**Short problem:** In the entries below, identify every line with the string "neck" and copy it.

**Records for this exercise:**
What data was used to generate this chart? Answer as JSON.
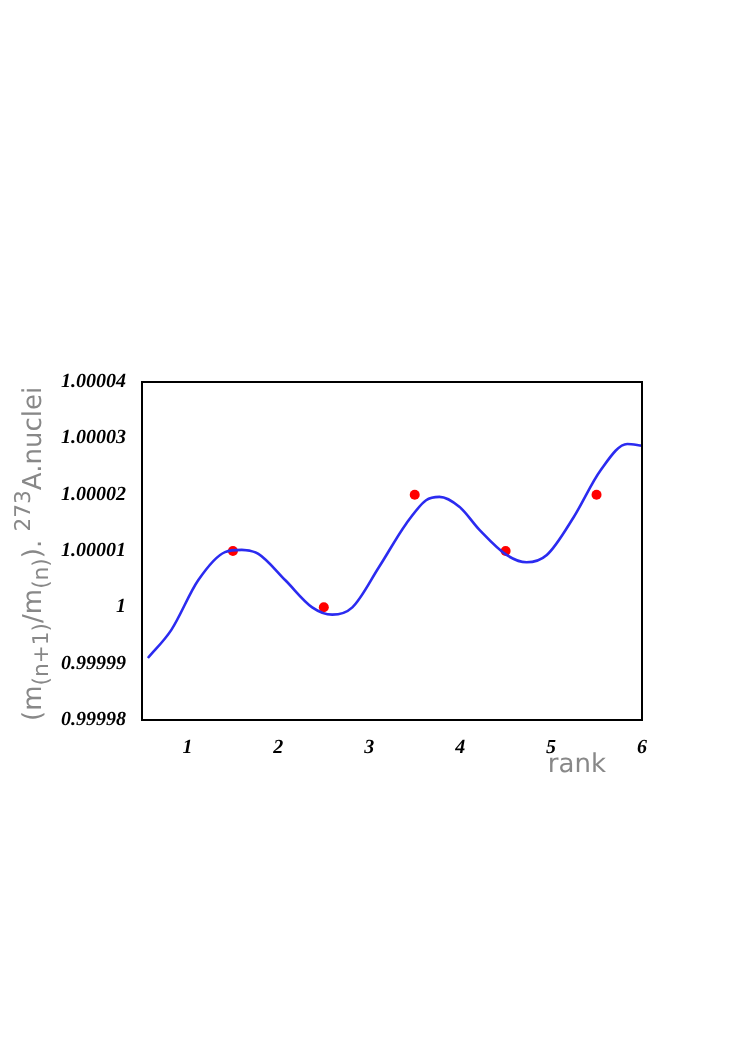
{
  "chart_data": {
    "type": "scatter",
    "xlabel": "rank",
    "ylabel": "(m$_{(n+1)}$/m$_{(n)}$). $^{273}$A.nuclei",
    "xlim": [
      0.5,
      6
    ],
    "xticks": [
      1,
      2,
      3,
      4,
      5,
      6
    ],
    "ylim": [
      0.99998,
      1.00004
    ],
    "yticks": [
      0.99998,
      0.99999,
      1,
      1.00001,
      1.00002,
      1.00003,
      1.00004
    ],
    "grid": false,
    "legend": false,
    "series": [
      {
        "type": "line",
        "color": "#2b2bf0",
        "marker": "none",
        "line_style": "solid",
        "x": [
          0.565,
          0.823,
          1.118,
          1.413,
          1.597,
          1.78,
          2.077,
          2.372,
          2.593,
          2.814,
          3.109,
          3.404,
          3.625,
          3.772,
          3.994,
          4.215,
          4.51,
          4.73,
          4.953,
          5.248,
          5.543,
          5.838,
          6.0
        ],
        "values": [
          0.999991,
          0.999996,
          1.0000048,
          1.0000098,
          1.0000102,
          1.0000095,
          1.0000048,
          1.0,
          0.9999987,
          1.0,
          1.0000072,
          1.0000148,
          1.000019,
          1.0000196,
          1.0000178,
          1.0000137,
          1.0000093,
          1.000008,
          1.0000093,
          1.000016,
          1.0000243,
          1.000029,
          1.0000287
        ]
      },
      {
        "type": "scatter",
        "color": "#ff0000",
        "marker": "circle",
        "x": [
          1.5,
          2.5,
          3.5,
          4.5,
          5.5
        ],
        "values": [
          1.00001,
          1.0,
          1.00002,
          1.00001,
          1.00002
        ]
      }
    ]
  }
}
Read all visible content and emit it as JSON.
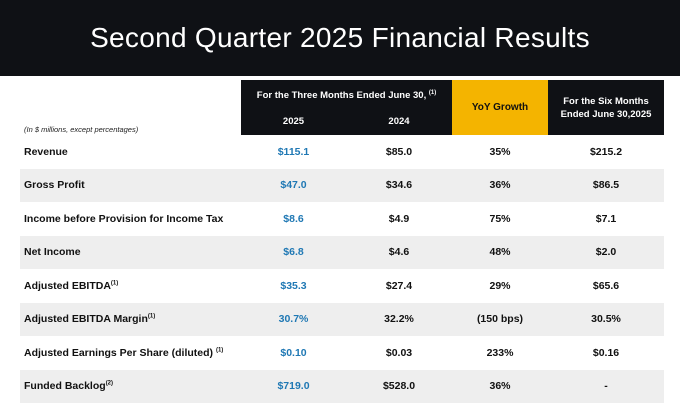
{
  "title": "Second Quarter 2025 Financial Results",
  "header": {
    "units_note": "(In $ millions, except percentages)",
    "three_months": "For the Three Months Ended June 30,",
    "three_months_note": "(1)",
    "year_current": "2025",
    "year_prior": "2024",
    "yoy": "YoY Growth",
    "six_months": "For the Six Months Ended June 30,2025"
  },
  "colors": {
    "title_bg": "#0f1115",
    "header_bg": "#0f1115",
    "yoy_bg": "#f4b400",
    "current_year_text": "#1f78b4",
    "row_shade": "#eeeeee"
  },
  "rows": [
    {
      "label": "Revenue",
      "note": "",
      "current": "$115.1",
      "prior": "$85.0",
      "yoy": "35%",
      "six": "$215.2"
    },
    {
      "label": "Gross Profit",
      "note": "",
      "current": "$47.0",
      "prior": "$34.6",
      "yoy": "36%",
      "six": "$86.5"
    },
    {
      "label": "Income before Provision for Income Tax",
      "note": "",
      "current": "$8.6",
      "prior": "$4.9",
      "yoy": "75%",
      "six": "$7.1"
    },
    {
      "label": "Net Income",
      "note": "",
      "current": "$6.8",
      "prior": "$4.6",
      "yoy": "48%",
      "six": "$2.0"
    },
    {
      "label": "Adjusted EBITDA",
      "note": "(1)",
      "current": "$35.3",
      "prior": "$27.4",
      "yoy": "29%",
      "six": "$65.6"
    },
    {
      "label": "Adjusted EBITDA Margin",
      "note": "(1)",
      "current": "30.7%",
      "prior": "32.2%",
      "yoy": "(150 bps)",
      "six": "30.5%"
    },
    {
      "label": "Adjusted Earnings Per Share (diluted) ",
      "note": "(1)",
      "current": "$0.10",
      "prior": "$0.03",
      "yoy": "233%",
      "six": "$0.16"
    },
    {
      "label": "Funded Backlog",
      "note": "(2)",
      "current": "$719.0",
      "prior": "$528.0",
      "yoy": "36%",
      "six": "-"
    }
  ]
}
* * *
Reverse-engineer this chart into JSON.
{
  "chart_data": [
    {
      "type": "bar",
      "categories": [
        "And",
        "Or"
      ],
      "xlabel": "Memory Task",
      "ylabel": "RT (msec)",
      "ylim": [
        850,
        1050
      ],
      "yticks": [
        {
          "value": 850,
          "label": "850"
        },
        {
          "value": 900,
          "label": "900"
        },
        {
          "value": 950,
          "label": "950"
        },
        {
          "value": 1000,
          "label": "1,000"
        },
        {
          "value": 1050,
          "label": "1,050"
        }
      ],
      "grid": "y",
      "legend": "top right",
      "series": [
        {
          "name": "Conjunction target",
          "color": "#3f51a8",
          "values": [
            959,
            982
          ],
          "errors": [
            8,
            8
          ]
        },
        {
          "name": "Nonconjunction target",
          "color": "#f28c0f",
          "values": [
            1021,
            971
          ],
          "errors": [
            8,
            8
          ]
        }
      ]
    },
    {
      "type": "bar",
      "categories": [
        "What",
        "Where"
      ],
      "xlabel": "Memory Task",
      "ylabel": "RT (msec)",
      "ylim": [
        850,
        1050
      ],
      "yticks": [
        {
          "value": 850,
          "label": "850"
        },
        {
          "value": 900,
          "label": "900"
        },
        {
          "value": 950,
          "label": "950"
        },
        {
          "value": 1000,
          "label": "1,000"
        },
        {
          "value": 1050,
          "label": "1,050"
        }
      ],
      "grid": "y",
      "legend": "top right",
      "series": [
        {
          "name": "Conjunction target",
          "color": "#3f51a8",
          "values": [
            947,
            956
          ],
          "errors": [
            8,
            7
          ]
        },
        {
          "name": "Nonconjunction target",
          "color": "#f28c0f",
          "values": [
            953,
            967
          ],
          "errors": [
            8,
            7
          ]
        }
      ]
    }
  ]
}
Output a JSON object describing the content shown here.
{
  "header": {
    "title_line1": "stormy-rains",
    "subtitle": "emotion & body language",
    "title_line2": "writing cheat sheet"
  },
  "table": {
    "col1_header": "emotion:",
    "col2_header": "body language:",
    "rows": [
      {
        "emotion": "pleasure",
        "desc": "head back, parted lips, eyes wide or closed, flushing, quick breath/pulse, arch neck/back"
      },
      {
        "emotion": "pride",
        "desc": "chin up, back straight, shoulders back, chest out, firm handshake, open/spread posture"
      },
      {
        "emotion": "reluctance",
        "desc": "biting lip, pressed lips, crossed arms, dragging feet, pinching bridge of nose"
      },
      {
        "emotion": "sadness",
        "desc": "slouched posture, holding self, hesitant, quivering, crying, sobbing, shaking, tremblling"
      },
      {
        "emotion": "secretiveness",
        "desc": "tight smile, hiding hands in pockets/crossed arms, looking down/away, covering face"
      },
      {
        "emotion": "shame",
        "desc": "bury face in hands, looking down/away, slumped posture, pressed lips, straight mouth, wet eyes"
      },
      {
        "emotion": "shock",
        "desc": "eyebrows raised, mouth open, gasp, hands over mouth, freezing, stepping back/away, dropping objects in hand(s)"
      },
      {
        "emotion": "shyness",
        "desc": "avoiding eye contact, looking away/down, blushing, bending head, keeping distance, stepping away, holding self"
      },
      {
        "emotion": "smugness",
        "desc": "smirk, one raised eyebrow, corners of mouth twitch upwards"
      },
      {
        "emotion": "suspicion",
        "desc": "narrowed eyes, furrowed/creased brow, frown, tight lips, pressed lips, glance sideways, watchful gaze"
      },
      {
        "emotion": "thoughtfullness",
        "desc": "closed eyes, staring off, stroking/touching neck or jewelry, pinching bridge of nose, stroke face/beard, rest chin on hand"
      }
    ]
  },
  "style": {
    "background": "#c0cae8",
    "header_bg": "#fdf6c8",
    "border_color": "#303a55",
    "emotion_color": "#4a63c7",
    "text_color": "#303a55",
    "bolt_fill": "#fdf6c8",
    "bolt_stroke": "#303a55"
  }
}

**Result of the task:**
        "desc": "head back, parted lips, eyes wide or closed, flushing, quick breath/pulse, arch neck/back"
        "desc": "closed eyes, staring off, stroking/touching neck or jewelry, pinching bridge of nose, stroke face/beard, rest chin on hand"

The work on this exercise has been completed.